Provided records:
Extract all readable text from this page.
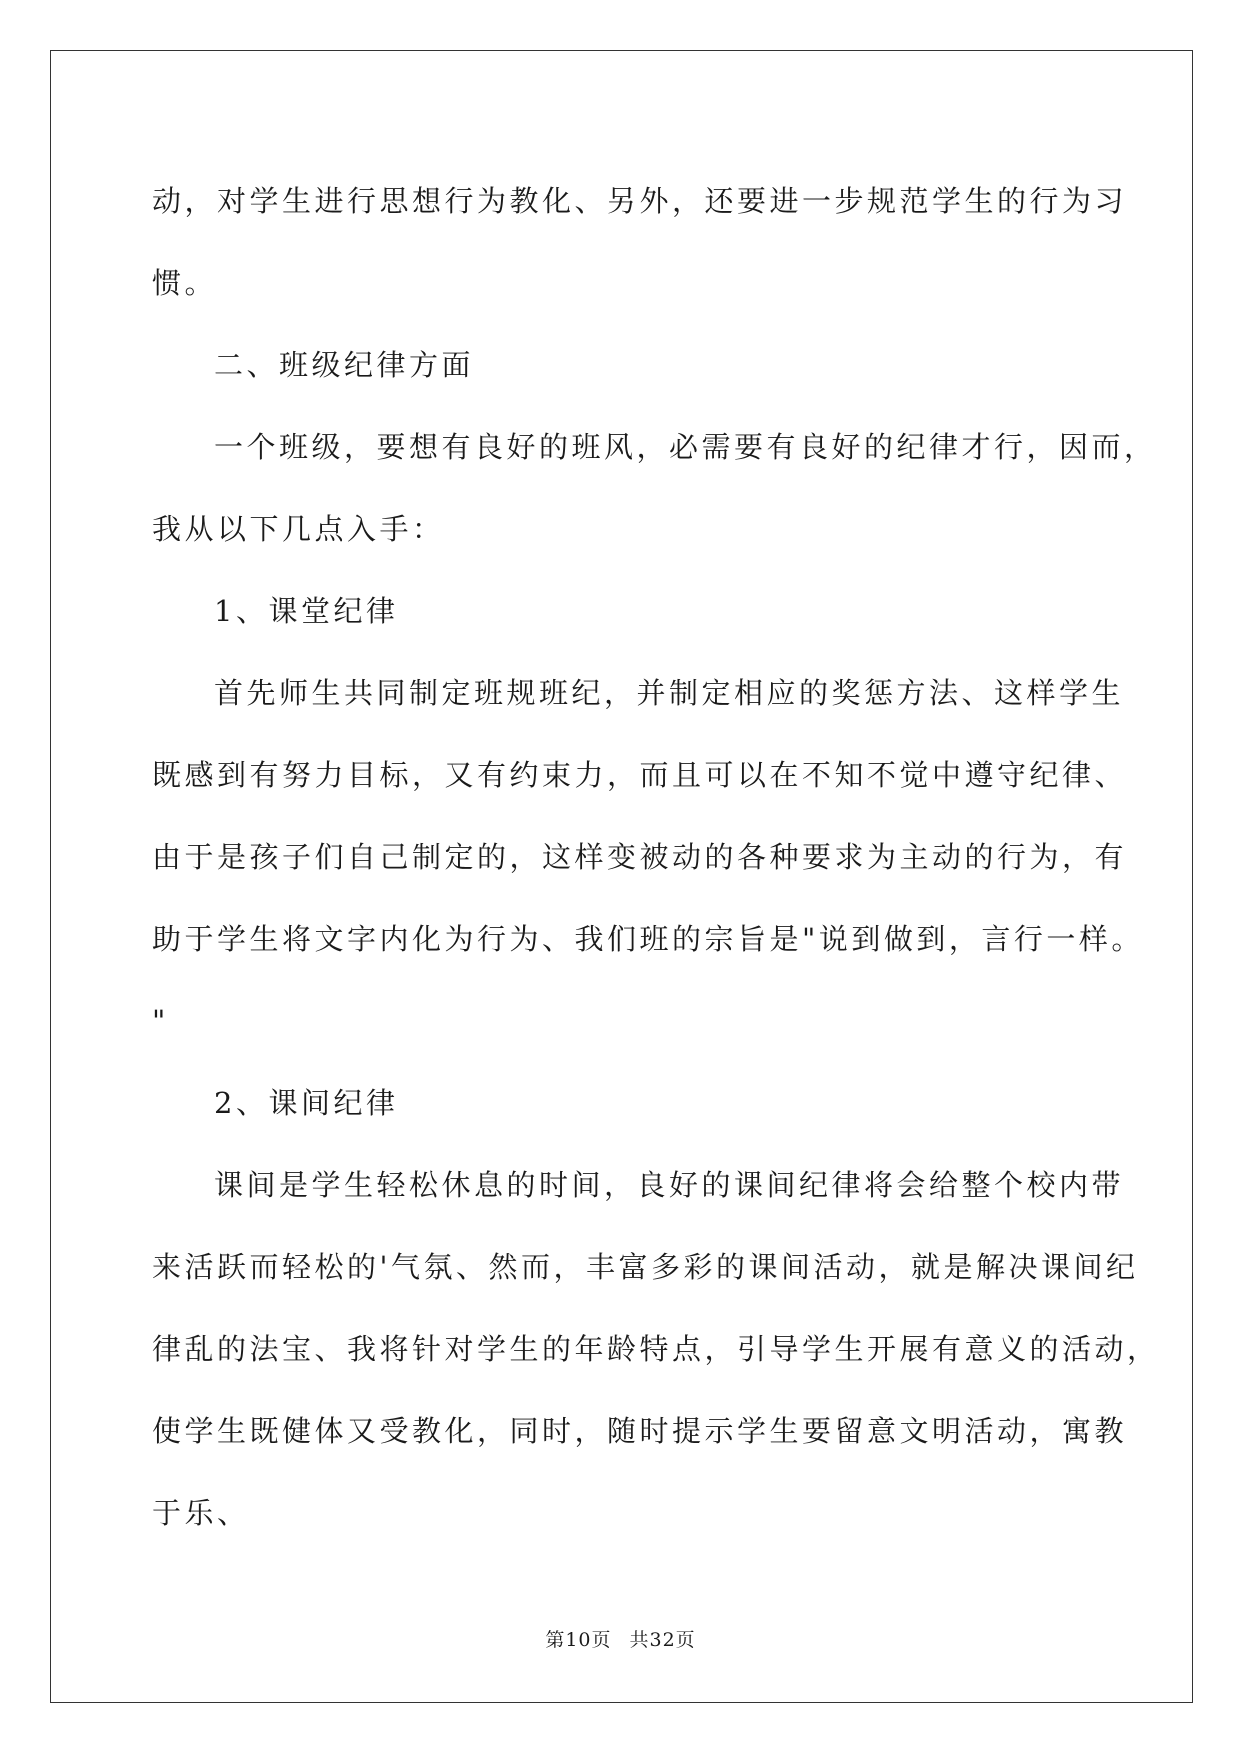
动，对学生进行思想行为教化、另外，还要进一步规范学生的行为习
惯。
二、班级纪律方面
一个班级，要想有良好的班风，必需要有良好的纪律才行，因而，
我从以下几点入手：
1、课堂纪律
首先师生共同制定班规班纪，并制定相应的奖惩方法、这样学生
既感到有努力目标，又有约束力，而且可以在不知不觉中遵守纪律、
由于是孩子们自己制定的，这样变被动的各种要求为主动的行为，有
助于学生将文字内化为行为、我们班的宗旨是"说到做到，言行一样。
"
2、课间纪律
课间是学生轻松休息的时间，良好的课间纪律将会给整个校内带
来活跃而轻松的'气氛、然而，丰富多彩的课间活动，就是解决课间纪
律乱的法宝、我将针对学生的年龄特点，引导学生开展有意义的活动，
使学生既健体又受教化，同时，随时提示学生要留意文明活动，寓教
于乐、
第10页 共32页
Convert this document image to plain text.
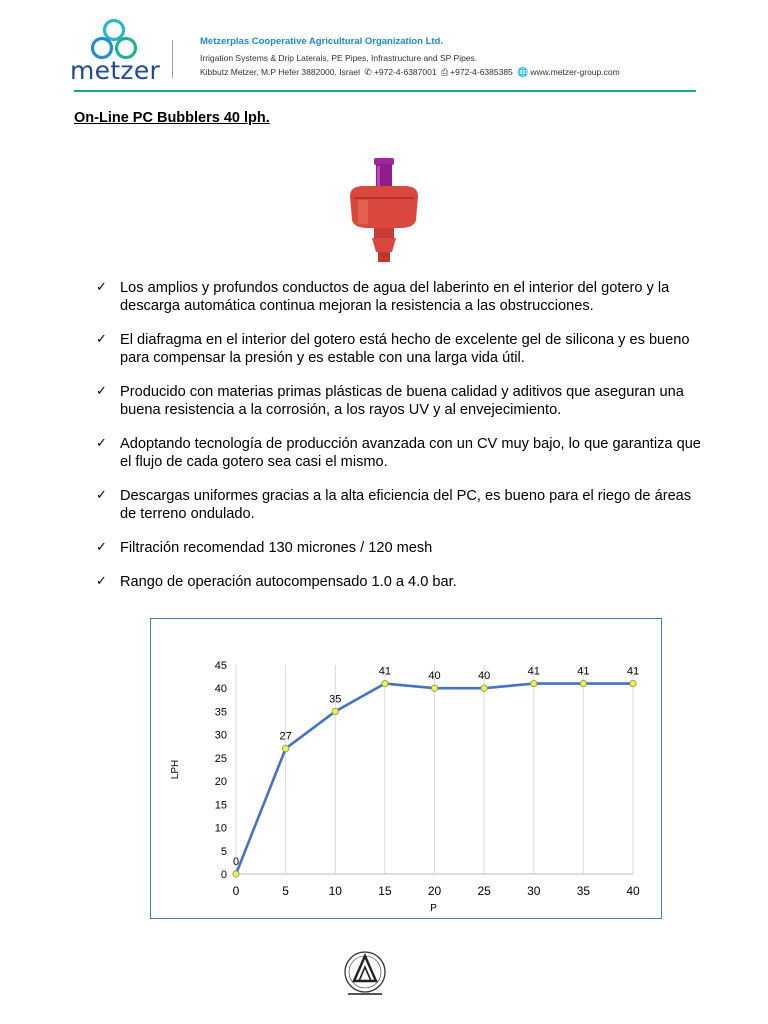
metzer
Metzerplas Cooperative Agricultural Organization Ltd.
Irrigation Systems & Drip Laterals, PE Pipes, Infrastructure and SP Pipes.
Kibbutz Metzer, M.P Hefer 3882000, Israel ✆ +972-4-6387001 ⎙ +972-4-6385385 🌐 www.metzer-group.com
On-Line PC Bubblers 40 lph.
✓ Los amplios y profundos conductos de agua del laberinto en el interior del gotero y la descarga automática continua mejoran la resistencia a las obstrucciones.
✓ El diafragma en el interior del gotero está hecho de excelente gel de silicona y es bueno para compensar la presión y es estable con una larga vida útil.
✓ Producido con materias primas plásticas de buena calidad y aditivos que aseguran una buena resistencia a la corrosión, a los rayos UV y al envejecimiento.
✓ Adoptando tecnología de producción avanzada con un CV muy bajo, lo que garantiza que el flujo de cada gotero sea casi el mismo.
✓ Descargas uniformes gracias a la alta eficiencia del PC, es bueno para el riego de áreas de terreno ondulado.
✓ Filtración recomendad 130 micrones / 120 mesh
✓ Rango de operación autocompensado 1.0 a 4.0 bar.
0
5
10
15
20
25
30
35
40
45
0	5	10	15	20	25	30	35	40
P
LPH
0
27
35
41	40	40	41	41	41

Given task:
Leave out the pictures and give the listing above again exactly.

Right answer:
Extract all readable text from this page.
动，对学生进行思想行为教化、另外，还要进一步规范学生的行为习
惯。
二、班级纪律方面
一个班级，要想有良好的班风，必需要有良好的纪律才行，因而，
我从以下几点入手：
1、课堂纪律
首先师生共同制定班规班纪，并制定相应的奖惩方法、这样学生
既感到有努力目标，又有约束力，而且可以在不知不觉中遵守纪律、
由于是孩子们自己制定的，这样变被动的各种要求为主动的行为，有
助于学生将文字内化为行为、我们班的宗旨是"说到做到，言行一样。
"
2、课间纪律
课间是学生轻松休息的时间，良好的课间纪律将会给整个校内带
来活跃而轻松的'气氛、然而，丰富多彩的课间活动，就是解决课间纪
律乱的法宝、我将针对学生的年龄特点，引导学生开展有意义的活动，
使学生既健体又受教化，同时，随时提示学生要留意文明活动，寓教
于乐、
第10页 共32页
Convert this document image to plain text.
metzer
Metzerplas Cooperative Agricultural Organization Ltd.
Irrigation Systems & Drip Laterals, PE Pipes, Infrastructure and SP Pipes.
Kibbutz Metzer, M.P Hefer 3882000, Israel ✆ +972-4-6387001 ⎙ +972-4-6385385 🌐 www.metzer-group.com
On-Line PC Bubblers 40 lph.
✓ Los amplios y profundos conductos de agua del laberinto en el interior del gotero y la descarga automática continua mejoran la resistencia a las obstrucciones.
✓ El diafragma en el interior del gotero está hecho de excelente gel de silicona y es bueno para compensar la presión y es estable con una larga vida útil.
✓ Producido con materias primas plásticas de buena calidad y aditivos que aseguran una buena resistencia a la corrosión, a los rayos UV y al envejecimiento.
✓ Adoptando tecnología de producción avanzada con un CV muy bajo, lo que garantiza que el flujo de cada gotero sea casi el mismo.
✓ Descargas uniformes gracias a la alta eficiencia del PC, es bueno para el riego de áreas de terreno ondulado.
✓ Filtración recomendad 130 micrones / 120 mesh
✓ Rango de operación autocompensado 1.0 a 4.0 bar.
0
5
10
15
20
25
30
35
40
45
0	5	10	15	20	25	30	35	40
P
LPH
0
27
35
41	40	40	41	41	41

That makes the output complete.